## INSTRUCTION
Report every line below that holds the word "kohti".

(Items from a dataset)
===============

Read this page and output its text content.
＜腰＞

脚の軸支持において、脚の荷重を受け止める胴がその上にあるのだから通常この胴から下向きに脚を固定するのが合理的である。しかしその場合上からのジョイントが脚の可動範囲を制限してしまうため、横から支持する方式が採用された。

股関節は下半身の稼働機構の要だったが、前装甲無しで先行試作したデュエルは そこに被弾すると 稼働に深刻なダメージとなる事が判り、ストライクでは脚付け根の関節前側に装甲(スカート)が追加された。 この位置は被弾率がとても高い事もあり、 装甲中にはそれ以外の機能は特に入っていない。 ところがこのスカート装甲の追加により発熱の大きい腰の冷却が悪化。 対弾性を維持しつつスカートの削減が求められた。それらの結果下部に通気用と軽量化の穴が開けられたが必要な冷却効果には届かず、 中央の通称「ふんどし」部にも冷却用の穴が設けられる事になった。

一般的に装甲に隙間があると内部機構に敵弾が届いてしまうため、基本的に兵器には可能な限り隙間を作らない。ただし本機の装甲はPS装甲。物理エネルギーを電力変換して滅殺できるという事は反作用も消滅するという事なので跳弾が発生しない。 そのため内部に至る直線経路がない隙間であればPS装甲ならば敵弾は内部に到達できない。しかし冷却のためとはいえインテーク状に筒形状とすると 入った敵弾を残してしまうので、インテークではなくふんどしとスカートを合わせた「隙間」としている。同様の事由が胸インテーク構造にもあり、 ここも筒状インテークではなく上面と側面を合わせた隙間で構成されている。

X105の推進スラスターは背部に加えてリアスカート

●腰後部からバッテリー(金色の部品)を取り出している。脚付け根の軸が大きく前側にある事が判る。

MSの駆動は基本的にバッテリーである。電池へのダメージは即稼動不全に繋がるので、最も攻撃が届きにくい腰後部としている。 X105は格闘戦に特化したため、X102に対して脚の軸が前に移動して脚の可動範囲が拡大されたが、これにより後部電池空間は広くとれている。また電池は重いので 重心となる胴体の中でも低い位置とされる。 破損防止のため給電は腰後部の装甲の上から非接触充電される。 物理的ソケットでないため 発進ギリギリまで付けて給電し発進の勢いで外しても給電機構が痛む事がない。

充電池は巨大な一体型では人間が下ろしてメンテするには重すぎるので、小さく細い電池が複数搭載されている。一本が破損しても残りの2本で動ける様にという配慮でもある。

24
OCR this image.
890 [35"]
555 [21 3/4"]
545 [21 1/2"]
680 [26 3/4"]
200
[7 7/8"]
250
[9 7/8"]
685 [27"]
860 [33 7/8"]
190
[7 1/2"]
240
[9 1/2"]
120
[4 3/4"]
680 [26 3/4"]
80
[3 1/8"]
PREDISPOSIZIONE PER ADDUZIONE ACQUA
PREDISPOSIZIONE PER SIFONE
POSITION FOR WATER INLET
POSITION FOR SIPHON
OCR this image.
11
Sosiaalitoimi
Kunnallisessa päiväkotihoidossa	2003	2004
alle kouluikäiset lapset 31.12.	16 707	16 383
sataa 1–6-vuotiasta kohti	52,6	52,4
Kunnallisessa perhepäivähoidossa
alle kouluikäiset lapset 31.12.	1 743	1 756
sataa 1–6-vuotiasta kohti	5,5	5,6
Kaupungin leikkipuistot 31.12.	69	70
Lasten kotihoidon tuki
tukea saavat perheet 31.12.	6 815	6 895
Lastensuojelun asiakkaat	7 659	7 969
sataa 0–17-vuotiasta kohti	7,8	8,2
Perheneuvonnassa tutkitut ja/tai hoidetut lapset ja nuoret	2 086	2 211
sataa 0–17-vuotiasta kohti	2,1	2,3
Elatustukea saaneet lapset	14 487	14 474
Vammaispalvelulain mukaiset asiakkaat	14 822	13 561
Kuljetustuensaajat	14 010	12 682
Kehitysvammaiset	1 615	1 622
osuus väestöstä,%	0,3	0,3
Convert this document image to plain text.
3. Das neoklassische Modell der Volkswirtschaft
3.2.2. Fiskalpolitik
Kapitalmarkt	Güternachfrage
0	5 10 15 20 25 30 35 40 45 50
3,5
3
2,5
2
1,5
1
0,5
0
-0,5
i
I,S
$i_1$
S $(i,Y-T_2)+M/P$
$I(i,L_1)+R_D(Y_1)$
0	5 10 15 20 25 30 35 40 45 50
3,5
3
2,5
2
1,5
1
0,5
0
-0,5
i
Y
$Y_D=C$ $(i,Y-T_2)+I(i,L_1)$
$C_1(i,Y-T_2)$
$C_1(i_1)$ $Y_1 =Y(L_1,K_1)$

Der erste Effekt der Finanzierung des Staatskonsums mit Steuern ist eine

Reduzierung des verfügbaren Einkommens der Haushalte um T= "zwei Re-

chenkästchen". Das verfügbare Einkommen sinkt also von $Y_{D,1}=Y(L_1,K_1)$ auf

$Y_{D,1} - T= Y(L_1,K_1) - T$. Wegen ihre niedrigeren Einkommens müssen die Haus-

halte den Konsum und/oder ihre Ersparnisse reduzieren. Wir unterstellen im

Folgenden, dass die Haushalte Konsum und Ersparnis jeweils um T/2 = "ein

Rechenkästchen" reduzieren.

===============

## FINISHED TASK
sataa 1–6-vuotiasta kohti	52,6	52,4
sataa 1–6-vuotiasta kohti	5,5	5,6
sataa 0–17-vuotiasta kohti	7,8	8,2
sataa 0–17-vuotiasta kohti	2,1	2,3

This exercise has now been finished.